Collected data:

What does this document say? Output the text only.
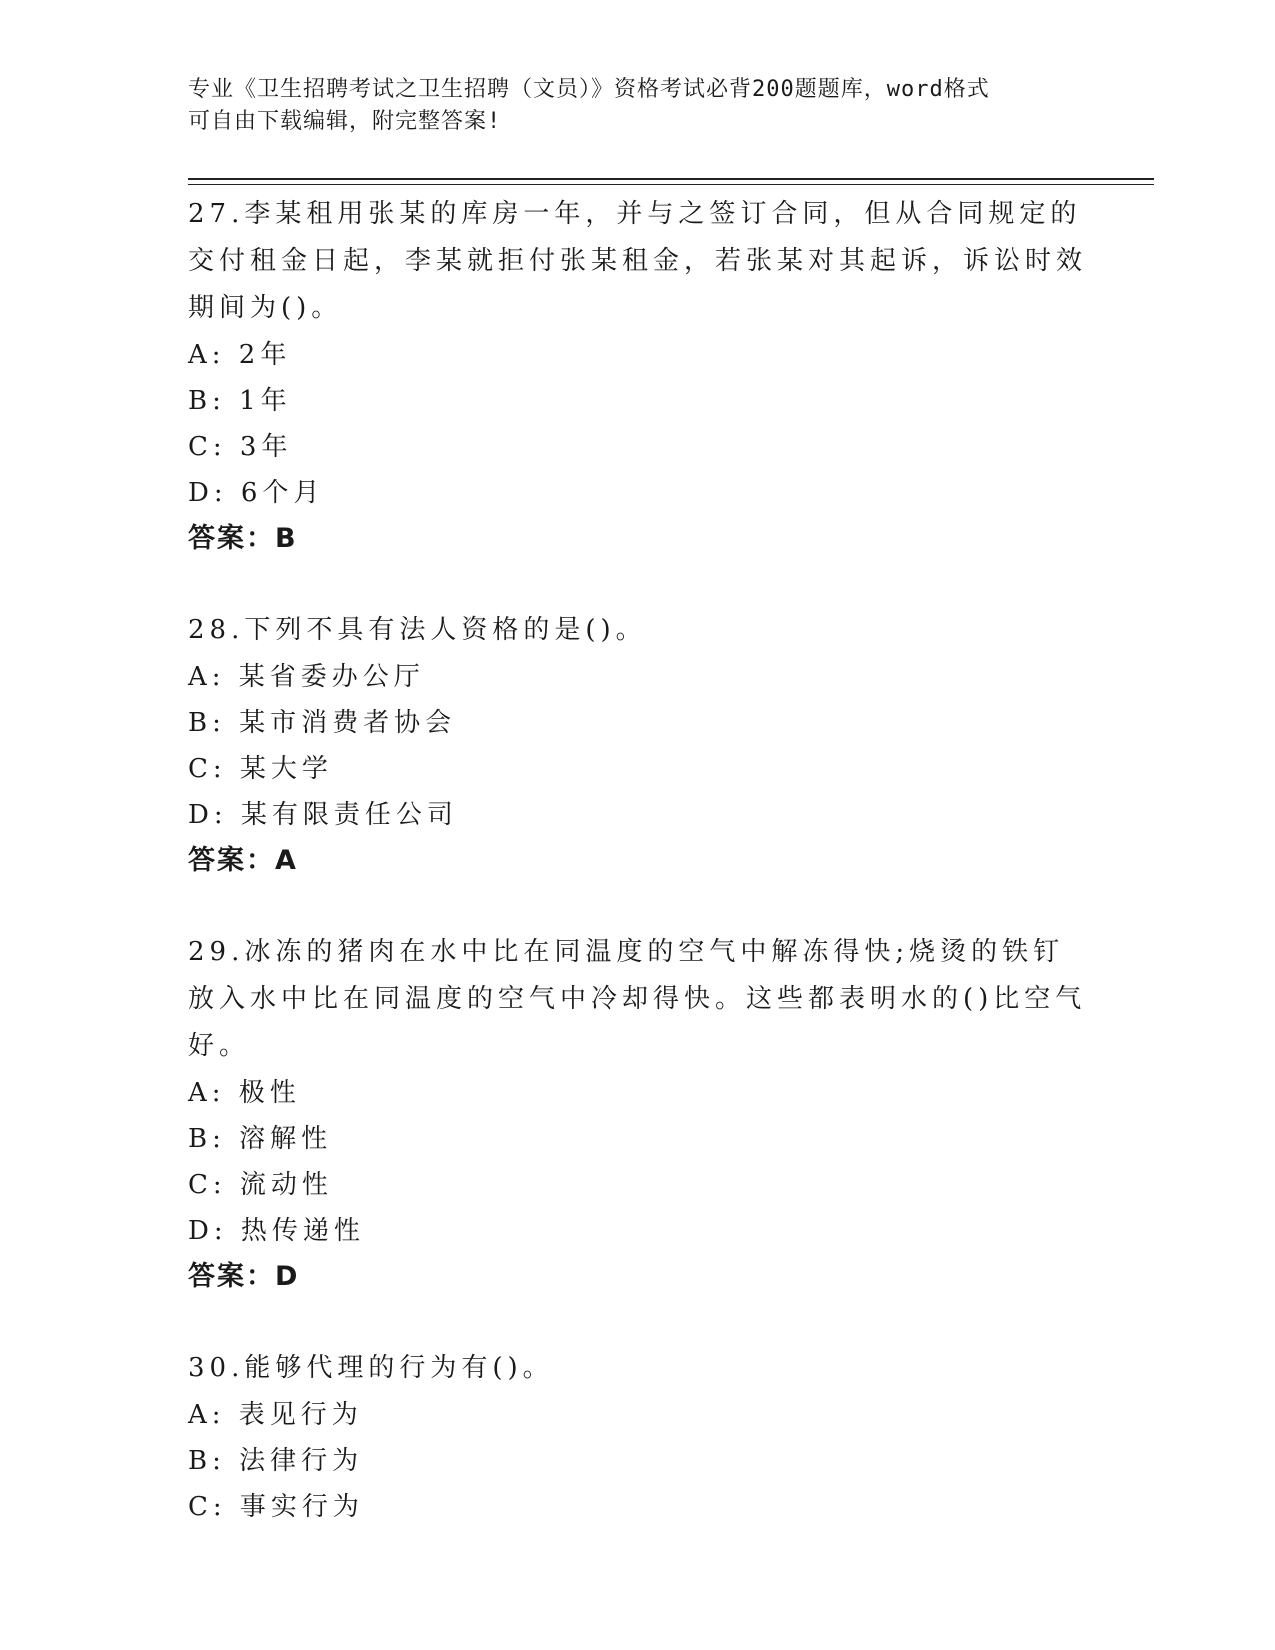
专业《卫生招聘考试之卫生招聘（文员）》资格考试必背200题题库，word格式

可自由下载编辑，附完整答案!

27.李某租用张某的库房一年，并与之签订合同，但从合同规定的交付租金日起，李某就拒付张某租金，若张某对其起诉，诉讼时效期间为()。

A: 2年

B: 1年

C: 3年

D: 6个月

答案：B

28.下列不具有法人资格的是()。

A: 某省委办公厅

B: 某市消费者协会

C: 某大学

D: 某有限责任公司

答案：A

29.冰冻的猪肉在水中比在同温度的空气中解冻得快;烧烫的铁钉放入水中比在同温度的空气中冷却得快。这些都表明水的()比空气好。

A: 极性

B: 溶解性

C: 流动性

D: 热传递性

答案：D

30.能够代理的行为有()。

A: 表见行为

B: 法律行为

C: 事实行为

**Written task**
Take the records above and transcribe them exactly, dropping every picture.

**Finished task**
What does this document say? Output the text only.
专业《卫生招聘考试之卫生招聘（文员）》资格考试必背200题题库，word格式

可自由下载编辑，附完整答案!

27.李某租用张某的库房一年，并与之签订合同，但从合同规定的交付租金日起，李某就拒付张某租金，若张某对其起诉，诉讼时效期间为()。

A: 2年

B: 1年

C: 3年

D: 6个月

答案：B

28.下列不具有法人资格的是()。

A: 某省委办公厅

B: 某市消费者协会

C: 某大学

D: 某有限责任公司

答案：A

29.冰冻的猪肉在水中比在同温度的空气中解冻得快;烧烫的铁钉放入水中比在同温度的空气中冷却得快。这些都表明水的()比空气好。

A: 极性

B: 溶解性

C: 流动性

D: 热传递性

答案：D

30.能够代理的行为有()。

A: 表见行为

B: 法律行为

C: 事实行为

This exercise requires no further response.